Quote word for word the lines of the listing from the line with "- series-layer: [94, 12, 752, 394]" to the line with "- y-tick-label: 1: [80, 347, 88, 364]", including both of those lines.

——————

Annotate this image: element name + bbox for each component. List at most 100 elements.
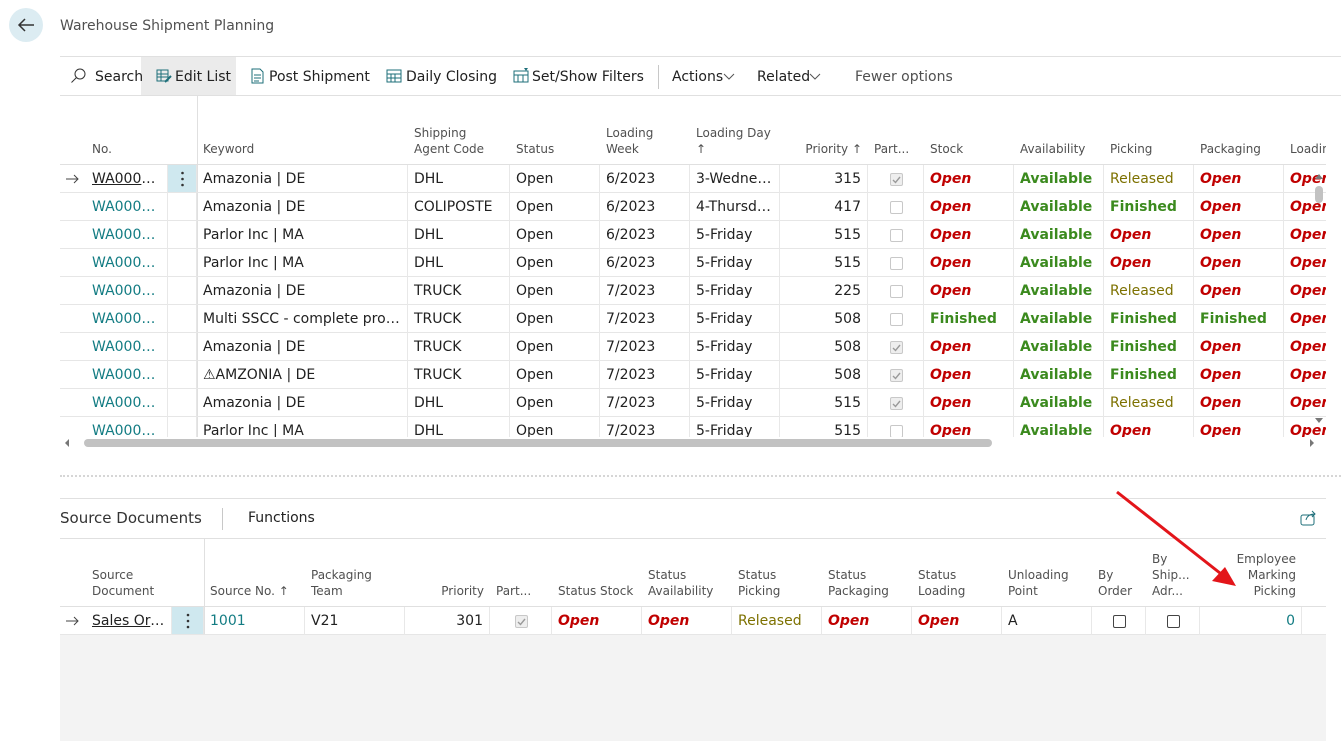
row-actions[interactable] (168, 333, 197, 360)
cell[interactable]: WA0000013 (86, 249, 168, 277)
row-actions[interactable] (172, 607, 204, 634)
cell: TRUCK (408, 361, 510, 389)
row-line (60, 248, 1326, 249)
column-header[interactable]: Packaging Team (305, 539, 405, 607)
column-header[interactable]: Unloading Point (1002, 539, 1092, 607)
cell[interactable]: 0 (1200, 607, 1302, 635)
row-line (60, 220, 1326, 221)
column-header[interactable]: Status Availability (642, 539, 732, 607)
toolbar-button[interactable]: Edit List (175, 69, 232, 85)
cell: Open (510, 249, 600, 277)
cell (490, 607, 552, 635)
toolbar-button[interactable]: Fewer options (855, 69, 953, 85)
column-header[interactable]: Employee Marking Picking (1200, 539, 1302, 607)
cell: 4-Thursday (690, 193, 780, 221)
column-header[interactable]: Priority (405, 539, 490, 607)
cell[interactable]: WA0000004 (86, 305, 168, 333)
vertical-scrollbar (1315, 174, 1323, 423)
column-header[interactable]: Availability (1014, 96, 1104, 165)
column-header[interactable]: Keyword (197, 96, 408, 165)
column-header[interactable]: Stock (924, 96, 1014, 165)
column-header[interactable]: Picking (1104, 96, 1194, 165)
row-actions[interactable] (168, 305, 197, 332)
toolbar-button[interactable]: Set/Show Filters (532, 69, 644, 85)
toolbar-menu[interactable]: Actions (672, 69, 724, 85)
checkbox[interactable] (1167, 615, 1180, 628)
cell: Available (1014, 389, 1104, 417)
toolbar-menu[interactable]: Related (757, 69, 811, 85)
edit-list-icon (156, 69, 172, 83)
column-header[interactable]: Packaging (1194, 96, 1284, 165)
column-header[interactable]: By Ship... Adr... (1146, 539, 1200, 607)
row-actions[interactable] (168, 389, 197, 416)
column-header[interactable]: Status Picking (732, 539, 822, 607)
cell: Multi SSCC - complete process... (197, 305, 408, 333)
column-header[interactable]: Shipping Agent Code (408, 96, 510, 165)
cell[interactable]: WA0000011 (86, 193, 168, 221)
cell: 515 (780, 417, 868, 437)
subpage-action[interactable]: Functions (248, 510, 315, 526)
page-title: Warehouse Shipment Planning (60, 18, 275, 34)
column-header[interactable]: Status Packaging (822, 539, 912, 607)
cell: 7/2023 (600, 305, 690, 333)
column-header-text: Loading Week (606, 126, 654, 156)
row-actions[interactable] (168, 221, 197, 248)
checkbox (890, 201, 903, 214)
cell: Amazonia | DE (197, 333, 408, 361)
column-header[interactable]: Part... (868, 96, 924, 165)
row-actions[interactable] (168, 249, 197, 276)
row-actions[interactable] (168, 165, 197, 192)
column-header[interactable]: No. (86, 96, 168, 165)
column-header[interactable]: Status Loading (912, 539, 1002, 607)
row-actions[interactable] (168, 193, 197, 220)
cell[interactable]: WA0000015 (86, 417, 168, 437)
cell: Open (1194, 277, 1284, 305)
column-header[interactable]: Status (510, 96, 600, 165)
cell[interactable]: Sales Order (86, 607, 172, 635)
row-actions[interactable] (168, 277, 197, 304)
column-header-text: Keyword (203, 142, 255, 156)
cell[interactable]: 1001 (204, 607, 305, 635)
back-button[interactable] (9, 8, 43, 42)
cell: Open (1104, 417, 1194, 437)
cell: Open (552, 607, 642, 635)
toolbar-button[interactable]: Search (95, 69, 144, 85)
cell: Open (1194, 361, 1284, 389)
cell[interactable]: WA0000005 (86, 333, 168, 361)
column-header[interactable]: Part... (490, 539, 552, 607)
cell[interactable]: WA0000006 (86, 361, 168, 389)
cell: Open (1194, 249, 1284, 277)
column-header[interactable]: Loading (1284, 96, 1326, 165)
column-header-text: Source No. ↑ (210, 584, 289, 598)
cell: Open (1194, 193, 1284, 221)
splitter[interactable] (60, 475, 1341, 477)
column-header[interactable]: Source Document (86, 539, 172, 607)
cell[interactable]: WA0000003 (86, 277, 168, 305)
cell: 5-Friday (690, 417, 780, 437)
checkbox (890, 285, 903, 298)
column-header[interactable]: Loading Week (600, 96, 690, 165)
cell: A (1002, 607, 1092, 635)
cell: Finished (1104, 305, 1194, 333)
cell: Open (924, 249, 1014, 277)
cell: 515 (780, 249, 868, 277)
cell[interactable]: WA0000007 (86, 389, 168, 417)
toolbar-button[interactable]: Post Shipment (269, 69, 370, 85)
cell[interactable]: WA0000001 (86, 165, 168, 193)
share-icon[interactable] (1300, 510, 1318, 526)
column-header[interactable]: Status Stock (552, 539, 642, 607)
column-header[interactable]: By Order (1092, 539, 1146, 607)
row-actions[interactable] (168, 417, 197, 437)
column-header[interactable]: Priority ↑ (780, 96, 868, 165)
divider (60, 538, 1326, 539)
cell: Available (1014, 417, 1104, 437)
header-band (60, 96, 1326, 165)
row-actions[interactable] (168, 361, 197, 388)
cell: Open (510, 333, 600, 361)
rows-band (60, 165, 1326, 437)
column-header[interactable]: Source No. ↑ (204, 539, 305, 607)
cell[interactable]: WA0000012 (86, 221, 168, 249)
toolbar-button[interactable]: Daily Closing (406, 69, 498, 85)
column-header[interactable]: Loading Day ↑ (690, 96, 780, 165)
checkbox[interactable] (1113, 615, 1126, 628)
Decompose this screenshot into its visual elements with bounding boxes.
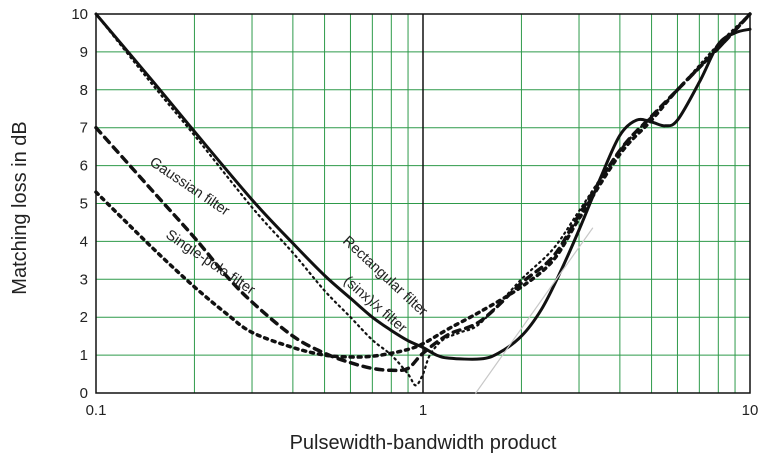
- series-layer: [94, 12, 752, 394]
- tick-labels: 0.1 1 10 0 1 2 3 4 5 6 7 8 9 10: [71, 6, 758, 419]
- x-tick-label: 1: [419, 402, 427, 419]
- y-tick-label: 5: [80, 196, 88, 213]
- y-tick-label: 8: [80, 82, 88, 99]
- series-gaussian-filter: [94, 12, 752, 373]
- y-tick-label: 4: [80, 233, 88, 250]
- axes: [95, 13, 751, 394]
- y-tick-label: 10: [71, 6, 88, 23]
- series-rectangular-filter: [94, 12, 752, 361]
- series-single-pole-filter: [94, 12, 752, 359]
- x-tick-label: 0.1: [86, 402, 107, 419]
- annotation-label: Gaussian filter: [146, 154, 232, 219]
- y-tick-label: 1: [80, 347, 88, 364]
- y-tick-label: 6: [80, 158, 88, 175]
- y-tick-label: 0: [80, 385, 88, 402]
- x-axis-title: Pulsewidth-bandwidth product: [290, 432, 557, 454]
- y-tick-label: 3: [80, 271, 88, 288]
- y-axis-title: Matching loss in dB: [9, 121, 31, 294]
- series-guide: [475, 227, 594, 394]
- annotation-label: Single-pole filter: [163, 227, 258, 299]
- x-tick-label: 10: [742, 402, 759, 419]
- y-tick-label: 2: [80, 309, 88, 326]
- y-tick-label: 7: [80, 120, 88, 137]
- y-tick-label: 9: [80, 44, 88, 61]
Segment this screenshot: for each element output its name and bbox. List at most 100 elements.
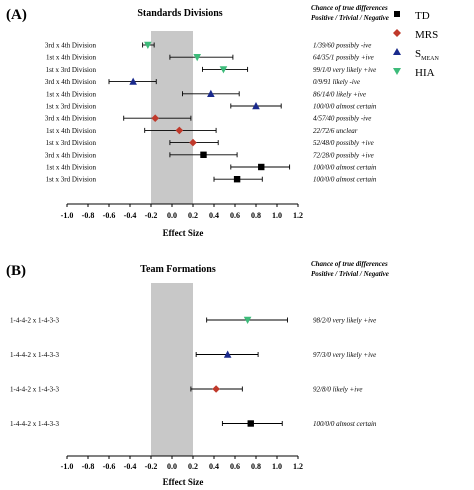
row-label: 1st x 4th Division bbox=[46, 127, 96, 135]
x-tick-label: 0.6 bbox=[230, 211, 240, 220]
row-label: 1-4-4-2 x 1-4-3-3 bbox=[10, 420, 59, 428]
panel-a-xlabel: Effect Size bbox=[163, 228, 204, 238]
row-label: 1st x 3rd Division bbox=[46, 66, 97, 74]
chance-label: 97/3/0 very likely +ive bbox=[313, 351, 376, 359]
x-tick-label: 0.6 bbox=[230, 462, 240, 471]
legend-label-hia: HIA bbox=[415, 67, 435, 79]
point-estimate bbox=[193, 54, 201, 62]
row-label: 1-4-4-2 x 1-4-3-3 bbox=[10, 386, 59, 394]
point-estimate bbox=[207, 89, 215, 97]
legend-marker-td bbox=[394, 11, 400, 17]
row-label: 1-4-4-2 x 1-4-3-3 bbox=[10, 317, 59, 325]
legend-label-smean-main: S bbox=[415, 48, 421, 60]
chance-label: 100/0/0 almost certain bbox=[313, 420, 377, 428]
row-label: 1st x 3rd Division bbox=[46, 139, 97, 147]
forest-row: 1st x 4th Division 64/35/1 possibly +ive bbox=[46, 54, 374, 62]
point-estimate bbox=[151, 114, 159, 122]
x-tick-label: 0.0 bbox=[167, 211, 177, 220]
forest-row: 1st x 4th Division 100/0/0 almost certain bbox=[46, 164, 377, 172]
chance-label: 0/9/91 likely -ive bbox=[313, 78, 360, 86]
forest-row: 1st x 4th Division 86/14/0 likely +ive bbox=[46, 89, 366, 98]
forest-row: 1st x 3rd Division 52/48/0 possibly +ive bbox=[46, 138, 374, 147]
point-estimate bbox=[247, 420, 254, 427]
plot-team-formations: -1.0 -0.8 -0.6 -0.4 -0.2 0.0 0.2 0.4 0.6 0.8 1.0 1.… bbox=[10, 283, 377, 471]
x-tick-label: -0.4 bbox=[124, 211, 137, 220]
forest-row: 1-4-4-2 x 1-4-3-3 98/2/0 very likely +ive bbox=[10, 317, 376, 325]
x-tick-label: 1.0 bbox=[272, 462, 282, 471]
chance-label: 100/0/0 almost certain bbox=[313, 176, 377, 184]
x-tick-label: -1.0 bbox=[61, 462, 74, 471]
forest-row: 3rd x 4th Division 72/28/0 possibly +ive bbox=[45, 151, 374, 159]
x-tick-label: -0.4 bbox=[124, 462, 137, 471]
legend-marker-smean bbox=[393, 48, 401, 55]
legend-marker-hia bbox=[393, 68, 401, 75]
row-label: 1st x 3rd Division bbox=[46, 103, 97, 111]
legend-label-smean: SMEAN bbox=[415, 48, 439, 62]
row-label: 3rd x 4th Division bbox=[45, 115, 97, 123]
chance-label: 100/0/0 almost certain bbox=[313, 103, 377, 111]
row-label: 3rd x 4th Division bbox=[45, 42, 97, 50]
panel-b-letter: (B) bbox=[6, 263, 26, 279]
forest-row: 1-4-4-2 x 1-4-3-3 100/0/0 almost certain bbox=[10, 420, 377, 428]
point-estimate bbox=[233, 176, 241, 183]
legend-marker-mrs bbox=[393, 29, 401, 37]
row-label: 3rd x 4th Division bbox=[45, 78, 97, 86]
x-tick-label: -0.2 bbox=[145, 462, 158, 471]
x-tick-label: -0.8 bbox=[82, 462, 95, 471]
chance-label: 52/48/0 possibly +ive bbox=[313, 139, 374, 147]
forest-row: 3rd x 4th Division 0/9/91 likely -ive bbox=[45, 77, 360, 86]
chance-label: 1/39/60 possibly -ive bbox=[313, 42, 371, 50]
x-tick-label: -0.8 bbox=[82, 211, 95, 220]
row-label: 3rd x 4th Division bbox=[45, 151, 97, 159]
trivial-band bbox=[151, 283, 193, 456]
forest-row: 1-4-4-2 x 1-4-3-3 92/8/0 likely +ive bbox=[10, 385, 362, 394]
panel-b-header-2: Positive / Trivial / Negative bbox=[311, 270, 389, 278]
chance-label: 98/2/0 very likely +ive bbox=[313, 317, 376, 325]
point-estimate bbox=[129, 77, 137, 85]
chance-label: 72/28/0 possibly +ive bbox=[313, 151, 374, 159]
row-label: 1st x 4th Division bbox=[46, 164, 96, 172]
forest-row: 1st x 3rd Division 100/0/0 almost certain bbox=[46, 102, 377, 111]
x-tick-label: 0.4 bbox=[209, 211, 219, 220]
chance-label: 92/8/0 likely +ive bbox=[313, 386, 362, 394]
point-estimate bbox=[175, 126, 184, 135]
forest-row: 1st x 3rd Division 99/1/0 very likely +iv… bbox=[46, 66, 377, 74]
point-estimate bbox=[243, 316, 252, 324]
panel-b-title: Team Formations bbox=[140, 264, 216, 275]
panel-b-xlabel: Effect Size bbox=[163, 477, 204, 487]
panel-a-title: Standards Divisions bbox=[137, 8, 222, 19]
x-tick-label: -0.6 bbox=[103, 462, 116, 471]
chance-label: 4/57/40 possibly -ive bbox=[313, 115, 371, 123]
chance-label: 100/0/0 almost certain bbox=[313, 164, 377, 172]
x-tick-label: 0.8 bbox=[251, 211, 261, 220]
panel-a-header-2: Positive / Trivial / Negative bbox=[311, 14, 389, 22]
x-tick-label: -0.2 bbox=[145, 211, 158, 220]
chance-label: 64/35/1 possibly +ive bbox=[313, 54, 374, 62]
row-label: 1st x 3rd Division bbox=[46, 176, 97, 184]
x-tick-label: 0.0 bbox=[167, 462, 177, 471]
x-tick-label: 0.2 bbox=[188, 211, 198, 220]
point-estimate bbox=[219, 66, 228, 74]
row-label: 1st x 4th Division bbox=[46, 54, 96, 62]
point-estimate bbox=[258, 163, 265, 171]
row-label: 1-4-4-2 x 1-4-3-3 bbox=[10, 351, 59, 359]
point-estimate bbox=[223, 350, 232, 358]
panel-a-letter: (A) bbox=[6, 7, 27, 23]
x-tick-label: -0.6 bbox=[103, 211, 116, 220]
point-estimate bbox=[212, 385, 220, 393]
point-estimate bbox=[200, 151, 207, 158]
point-estimate bbox=[189, 138, 197, 147]
forest-row: 1st x 4th Division 22/72/6 unclear bbox=[46, 126, 358, 135]
row-label: 1st x 4th Division bbox=[46, 90, 96, 98]
legend: TD MRS SMEAN HIA bbox=[393, 10, 439, 79]
forest-row: 3rd x 4th Division 1/39/60 possibly -ive bbox=[45, 42, 371, 50]
x-tick-label: 1.0 bbox=[272, 211, 282, 220]
x-tick-label: 1.2 bbox=[293, 462, 303, 471]
forest-row: 1-4-4-2 x 1-4-3-3 97/3/0 very likely +ive bbox=[10, 350, 376, 359]
legend-label-smean-sub: MEAN bbox=[421, 56, 439, 62]
panel-a-header-1: Chance of true differences bbox=[311, 4, 388, 12]
legend-label-td: TD bbox=[415, 10, 430, 22]
chance-label: 86/14/0 likely +ive bbox=[313, 90, 366, 98]
chance-label: 22/72/6 unclear bbox=[313, 127, 358, 135]
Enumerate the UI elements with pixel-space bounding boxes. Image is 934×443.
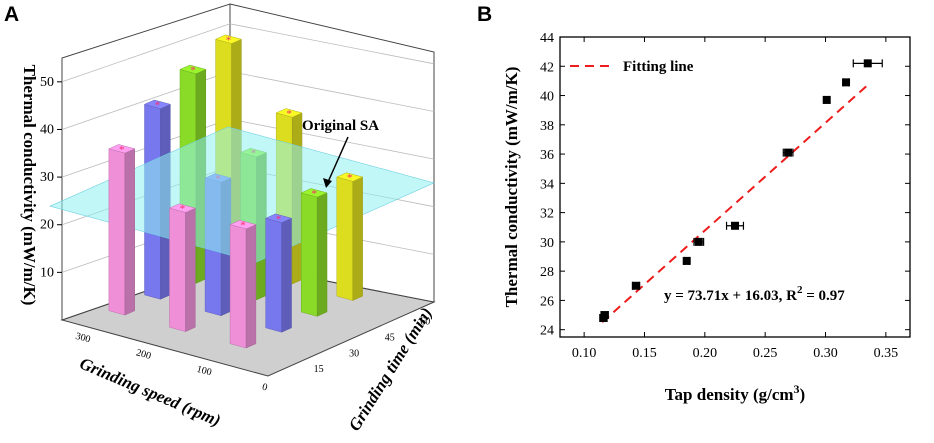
data-point xyxy=(682,256,691,265)
bars-front: * * * * * * xyxy=(108,144,364,349)
y-axis-ticks: 24 26 28 30 32 34 36 38 40 42 44 xyxy=(540,31,910,339)
z-axis-ticks: 10 20 30 40 50 xyxy=(40,75,62,280)
x-axis-title: Tap density (g/cm3) xyxy=(665,382,805,404)
bar-top-marker: * xyxy=(190,64,196,76)
speed-axis-ticks: 300 200 100 0 xyxy=(74,331,268,394)
original-sa-arrow-head xyxy=(323,178,332,188)
y-tick-label: 40 xyxy=(540,90,554,105)
bar-100rpm-30min: * xyxy=(264,213,293,333)
bar-top-marker: * xyxy=(311,188,317,200)
grid-line xyxy=(61,23,435,83)
z-tick-label: 20 xyxy=(40,218,54,233)
time-tick-label: 15 xyxy=(314,364,324,375)
y-tick-label: 44 xyxy=(540,31,554,46)
z-axis-title: Thermal conductivity (mW/m/K) xyxy=(20,65,39,306)
time-axis-ticks: 15 30 45 60 xyxy=(314,317,431,376)
panel-b-label: B xyxy=(477,3,492,26)
data-point xyxy=(600,311,609,320)
point-marker xyxy=(784,148,793,157)
fitting-line xyxy=(601,83,870,324)
time-tick-label: 45 xyxy=(385,332,395,343)
bar-300rpm-15min: * xyxy=(108,144,136,316)
x-tick-label: 0.15 xyxy=(632,346,657,361)
bar-top-marker: * xyxy=(276,213,282,225)
point-marker xyxy=(600,311,609,320)
original-sa-arrow-shaft xyxy=(327,136,349,183)
speed-tick-label: 0 xyxy=(261,382,269,394)
data-point xyxy=(782,148,794,157)
bar-top-marker: * xyxy=(226,34,232,46)
speed-tick-label: 200 xyxy=(135,347,152,362)
point-marker xyxy=(863,59,872,68)
bar-100rpm-45min: * xyxy=(300,188,328,317)
bar-top-marker: * xyxy=(119,144,125,156)
original-sa-label: Original SA xyxy=(302,118,379,134)
x-axis-ticks: 0.10 0.15 0.20 0.25 0.30 0.35 xyxy=(572,37,898,361)
y-tick-label: 36 xyxy=(540,148,554,163)
speed-tick-label: 300 xyxy=(74,331,91,346)
point-marker xyxy=(694,237,703,246)
legend-label: Fitting line xyxy=(623,59,694,75)
data-points xyxy=(599,59,883,322)
y-tick-label: 38 xyxy=(540,119,554,134)
data-point xyxy=(631,281,641,290)
bar-100rpm-60min: * xyxy=(336,172,364,301)
point-marker xyxy=(632,281,641,290)
y-tick-label: 42 xyxy=(540,60,554,75)
bar-top-marker: * xyxy=(180,203,186,215)
panel-b: B 0.10 0.15 0.20 0.25 0.30 0.35 24 26 28 30 32 34 3… xyxy=(477,3,911,404)
point-marker xyxy=(822,95,831,104)
time-tick-label: 60 xyxy=(420,317,430,328)
y-tick-label: 34 xyxy=(540,177,554,192)
fit-equation: y = 73.71x + 16.03, R2 = 0.97 xyxy=(664,284,845,304)
point-marker xyxy=(842,78,851,87)
data-point xyxy=(852,59,883,68)
time-tick-label: 30 xyxy=(349,348,359,359)
data-point xyxy=(725,221,745,230)
z-tick-label: 10 xyxy=(40,265,54,280)
bar-top-marker: * xyxy=(347,172,353,184)
speed-tick-label: 100 xyxy=(195,364,212,379)
y-tick-label: 26 xyxy=(540,294,554,309)
data-point xyxy=(842,78,851,87)
data-point xyxy=(693,237,705,246)
y-tick-label: 30 xyxy=(540,236,554,251)
x-tick-label: 0.25 xyxy=(753,346,778,361)
y-tick-label: 24 xyxy=(540,324,554,339)
panel-a-label: A xyxy=(4,3,19,26)
legend: Fitting line xyxy=(570,59,694,75)
z-tick-label: 50 xyxy=(40,75,54,90)
bar-100rpm-15min: * xyxy=(229,220,257,349)
y-axis-title: Thermal conductivity (mW/m/K) xyxy=(502,67,521,308)
x-tick-label: 0.35 xyxy=(874,346,899,361)
z-tick-label: 30 xyxy=(40,170,54,185)
bar-top-marker: * xyxy=(286,108,292,120)
point-marker xyxy=(682,256,691,265)
bar-200rpm-15min: * xyxy=(168,203,197,332)
data-point xyxy=(822,95,831,104)
y-tick-label: 28 xyxy=(540,265,554,280)
point-marker xyxy=(731,221,739,230)
x-tick-label: 0.30 xyxy=(813,346,838,361)
bar-top-marker: * xyxy=(155,99,161,111)
z-tick-label: 40 xyxy=(40,122,54,137)
bar-top-marker: * xyxy=(240,220,246,232)
plot-frame xyxy=(559,36,911,338)
x-tick-label: 0.20 xyxy=(693,346,718,361)
y-tick-label: 32 xyxy=(540,207,554,222)
x-tick-label: 0.10 xyxy=(572,346,597,361)
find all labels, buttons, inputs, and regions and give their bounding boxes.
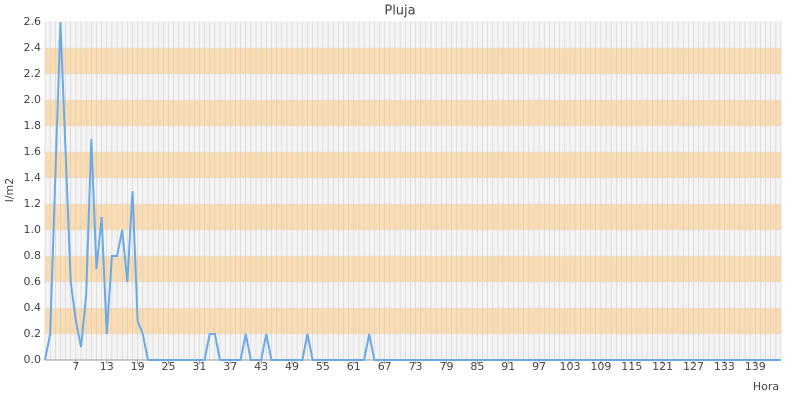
x-tick-label: 127 [683,360,704,373]
x-tick-label: 139 [745,360,766,373]
y-tick-label: 0.4 [24,301,42,314]
x-tick-label: 31 [192,360,206,373]
x-tick-label: 85 [470,360,484,373]
x-tick-label: 55 [316,360,330,373]
grid-band [45,48,781,74]
grid-band [45,308,781,334]
x-tick-label: 61 [347,360,361,373]
y-tick-label: 0.8 [24,249,42,262]
x-axis-label: Hora [753,380,779,393]
x-tick-label: 19 [131,360,145,373]
y-tick-label: 1.2 [24,197,42,210]
grid-band [45,204,781,230]
grid-band [45,256,781,282]
y-tick-label: 1.0 [24,223,42,236]
plot-background [45,22,781,360]
y-axis-label: l/m2 [3,178,16,202]
x-tick-label: 67 [378,360,392,373]
y-tick-label: 2.4 [24,41,42,54]
y-tick-label: 1.8 [24,119,42,132]
x-tick-label: 7 [72,360,79,373]
x-tick-label: 91 [501,360,515,373]
x-tick-label: 115 [621,360,642,373]
x-tick-label: 43 [254,360,268,373]
grid-band [45,152,781,178]
y-tick-label: 0.6 [24,275,42,288]
chart-title: Pluja [384,4,415,19]
data-line [44,21,781,361]
x-tick-label: 25 [162,360,176,373]
x-tick-label: 103 [559,360,580,373]
grid-band [45,100,781,126]
y-tick-label: 2.2 [24,67,42,80]
x-tick-label: 133 [714,360,735,373]
y-tick-label: 1.6 [24,145,42,158]
x-tick-label: 49 [285,360,299,373]
x-tick-label: 37 [223,360,237,373]
x-tick-label: 13 [100,360,114,373]
x-tick-label: 79 [439,360,453,373]
y-tick-label: 0.0 [24,353,42,366]
y-tick-label: 2.6 [24,15,42,28]
x-tick-label: 109 [590,360,611,373]
x-tick-label: 73 [409,360,423,373]
y-tick-label: 1.4 [24,171,42,184]
x-tick-label: 97 [532,360,546,373]
x-tick-label: 121 [652,360,673,373]
y-tick-label: 0.2 [24,327,42,340]
y-tick-label: 2.0 [24,93,42,106]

——————

| SOLUTION |
- series-layer: [94, 12, 752, 394]
- tick-labels: 0.1 1 10 0 1 2 3 4 5 6 7 8 9 10: [71, 6, 758, 419]
- x-tick-label: 1: [419, 402, 427, 419]
- y-tick-label: 5: [80, 196, 88, 213]
- y-tick-label: 8: [80, 82, 88, 99]
- series-gaussian-filter: [94, 12, 752, 373]
- y-tick-label: 4: [80, 233, 88, 250]
- axes: [95, 13, 751, 394]
- y-tick-label: 10: [71, 6, 88, 23]
- series-rectangular-filter: [94, 12, 752, 361]
- series-single-pole-filter: [94, 12, 752, 359]
- x-tick-label: 0.1: [86, 402, 107, 419]
- annotation-label: Gaussian filter: [146, 154, 232, 219]
- y-tick-label: 1: [80, 347, 88, 364]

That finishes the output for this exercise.